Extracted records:
------------------------------
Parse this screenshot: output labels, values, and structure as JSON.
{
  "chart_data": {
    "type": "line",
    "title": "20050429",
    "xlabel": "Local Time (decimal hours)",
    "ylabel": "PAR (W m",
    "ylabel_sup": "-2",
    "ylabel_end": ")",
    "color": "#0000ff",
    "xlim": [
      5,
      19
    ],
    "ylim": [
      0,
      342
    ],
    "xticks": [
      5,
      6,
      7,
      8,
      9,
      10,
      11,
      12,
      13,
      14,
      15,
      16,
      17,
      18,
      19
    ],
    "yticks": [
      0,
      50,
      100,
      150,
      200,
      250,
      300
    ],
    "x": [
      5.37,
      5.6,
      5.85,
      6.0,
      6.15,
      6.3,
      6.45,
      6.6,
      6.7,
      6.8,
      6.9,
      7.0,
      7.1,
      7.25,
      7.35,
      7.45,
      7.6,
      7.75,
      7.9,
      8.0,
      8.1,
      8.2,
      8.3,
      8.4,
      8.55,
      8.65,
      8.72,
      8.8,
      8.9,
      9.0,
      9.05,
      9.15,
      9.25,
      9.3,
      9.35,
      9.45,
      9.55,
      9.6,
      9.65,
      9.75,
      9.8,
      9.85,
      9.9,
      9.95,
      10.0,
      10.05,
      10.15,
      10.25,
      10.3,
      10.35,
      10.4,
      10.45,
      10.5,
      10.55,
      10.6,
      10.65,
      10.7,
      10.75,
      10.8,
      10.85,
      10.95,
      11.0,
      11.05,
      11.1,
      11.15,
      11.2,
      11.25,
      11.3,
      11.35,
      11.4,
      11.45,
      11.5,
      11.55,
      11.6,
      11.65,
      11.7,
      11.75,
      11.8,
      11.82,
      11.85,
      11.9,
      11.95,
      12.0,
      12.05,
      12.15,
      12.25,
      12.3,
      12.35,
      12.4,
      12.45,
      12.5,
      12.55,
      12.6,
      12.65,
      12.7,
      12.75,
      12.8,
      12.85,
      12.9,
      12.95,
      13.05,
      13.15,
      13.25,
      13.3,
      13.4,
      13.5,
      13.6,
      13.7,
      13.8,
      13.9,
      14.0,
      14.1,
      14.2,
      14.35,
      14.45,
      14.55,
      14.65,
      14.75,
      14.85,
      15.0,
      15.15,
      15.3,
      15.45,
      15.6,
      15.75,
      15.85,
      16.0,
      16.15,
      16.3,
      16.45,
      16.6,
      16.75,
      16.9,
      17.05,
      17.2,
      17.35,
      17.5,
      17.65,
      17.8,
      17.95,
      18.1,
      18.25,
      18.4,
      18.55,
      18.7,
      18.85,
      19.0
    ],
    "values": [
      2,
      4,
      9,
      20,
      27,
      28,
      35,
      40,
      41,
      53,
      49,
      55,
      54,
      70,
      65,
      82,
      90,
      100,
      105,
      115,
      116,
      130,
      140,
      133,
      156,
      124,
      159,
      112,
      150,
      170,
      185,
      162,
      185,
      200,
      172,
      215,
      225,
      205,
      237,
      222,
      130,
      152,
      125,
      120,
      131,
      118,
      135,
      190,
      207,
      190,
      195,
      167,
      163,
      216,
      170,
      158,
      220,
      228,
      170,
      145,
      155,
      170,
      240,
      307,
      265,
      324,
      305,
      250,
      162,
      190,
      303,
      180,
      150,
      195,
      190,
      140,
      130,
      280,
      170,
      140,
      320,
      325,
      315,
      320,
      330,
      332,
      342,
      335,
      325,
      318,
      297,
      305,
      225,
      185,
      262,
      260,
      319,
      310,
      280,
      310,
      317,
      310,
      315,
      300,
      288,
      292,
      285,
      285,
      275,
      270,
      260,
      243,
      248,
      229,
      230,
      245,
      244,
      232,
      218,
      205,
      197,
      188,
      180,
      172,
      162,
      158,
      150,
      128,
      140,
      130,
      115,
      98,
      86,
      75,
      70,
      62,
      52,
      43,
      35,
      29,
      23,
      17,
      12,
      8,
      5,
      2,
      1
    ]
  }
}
------------------------------
▶ What this task involves: Write out the material from the first line to the last, exactly.

▶ Task answer:
Parse this screenshot: output labels, values, and structure as JSON.
{
  "chart_data": {
    "type": "line",
    "title": "20050429",
    "xlabel": "Local Time (decimal hours)",
    "ylabel": "PAR (W m",
    "ylabel_sup": "-2",
    "ylabel_end": ")",
    "color": "#0000ff",
    "xlim": [
      5,
      19
    ],
    "ylim": [
      0,
      342
    ],
    "xticks": [
      5,
      6,
      7,
      8,
      9,
      10,
      11,
      12,
      13,
      14,
      15,
      16,
      17,
      18,
      19
    ],
    "yticks": [
      0,
      50,
      100,
      150,
      200,
      250,
      300
    ],
    "x": [
      5.37,
      5.6,
      5.85,
      6.0,
      6.15,
      6.3,
      6.45,
      6.6,
      6.7,
      6.8,
      6.9,
      7.0,
      7.1,
      7.25,
      7.35,
      7.45,
      7.6,
      7.75,
      7.9,
      8.0,
      8.1,
      8.2,
      8.3,
      8.4,
      8.55,
      8.65,
      8.72,
      8.8,
      8.9,
      9.0,
      9.05,
      9.15,
      9.25,
      9.3,
      9.35,
      9.45,
      9.55,
      9.6,
      9.65,
      9.75,
      9.8,
      9.85,
      9.9,
      9.95,
      10.0,
      10.05,
      10.15,
      10.25,
      10.3,
      10.35,
      10.4,
      10.45,
      10.5,
      10.55,
      10.6,
      10.65,
      10.7,
      10.75,
      10.8,
      10.85,
      10.95,
      11.0,
      11.05,
      11.1,
      11.15,
      11.2,
      11.25,
      11.3,
      11.35,
      11.4,
      11.45,
      11.5,
      11.55,
      11.6,
      11.65,
      11.7,
      11.75,
      11.8,
      11.82,
      11.85,
      11.9,
      11.95,
      12.0,
      12.05,
      12.15,
      12.25,
      12.3,
      12.35,
      12.4,
      12.45,
      12.5,
      12.55,
      12.6,
      12.65,
      12.7,
      12.75,
      12.8,
      12.85,
      12.9,
      12.95,
      13.05,
      13.15,
      13.25,
      13.3,
      13.4,
      13.5,
      13.6,
      13.7,
      13.8,
      13.9,
      14.0,
      14.1,
      14.2,
      14.35,
      14.45,
      14.55,
      14.65,
      14.75,
      14.85,
      15.0,
      15.15,
      15.3,
      15.45,
      15.6,
      15.75,
      15.85,
      16.0,
      16.15,
      16.3,
      16.45,
      16.6,
      16.75,
      16.9,
      17.05,
      17.2,
      17.35,
      17.5,
      17.65,
      17.8,
      17.95,
      18.1,
      18.25,
      18.4,
      18.55,
      18.7,
      18.85,
      19.0
    ],
    "values": [
      2,
      4,
      9,
      20,
      27,
      28,
      35,
      40,
      41,
      53,
      49,
      55,
      54,
      70,
      65,
      82,
      90,
      100,
      105,
      115,
      116,
      130,
      140,
      133,
      156,
      124,
      159,
      112,
      150,
      170,
      185,
      162,
      185,
      200,
      172,
      215,
      225,
      205,
      237,
      222,
      130,
      152,
      125,
      120,
      131,
      118,
      135,
      190,
      207,
      190,
      195,
      167,
      163,
      216,
      170,
      158,
      220,
      228,
      170,
      145,
      155,
      170,
      240,
      307,
      265,
      324,
      305,
      250,
      162,
      190,
      303,
      180,
      150,
      195,
      190,
      140,
      130,
      280,
      170,
      140,
      320,
      325,
      315,
      320,
      330,
      332,
      342,
      335,
      325,
      318,
      297,
      305,
      225,
      185,
      262,
      260,
      319,
      310,
      280,
      310,
      317,
      310,
      315,
      300,
      288,
      292,
      285,
      285,
      275,
      270,
      260,
      243,
      248,
      229,
      230,
      245,
      244,
      232,
      218,
      205,
      197,
      188,
      180,
      172,
      162,
      158,
      150,
      128,
      140,
      130,
      115,
      98,
      86,
      75,
      70,
      62,
      52,
      43,
      35,
      29,
      23,
      17,
      12,
      8,
      5,
      2,
      1
    ]
  }
}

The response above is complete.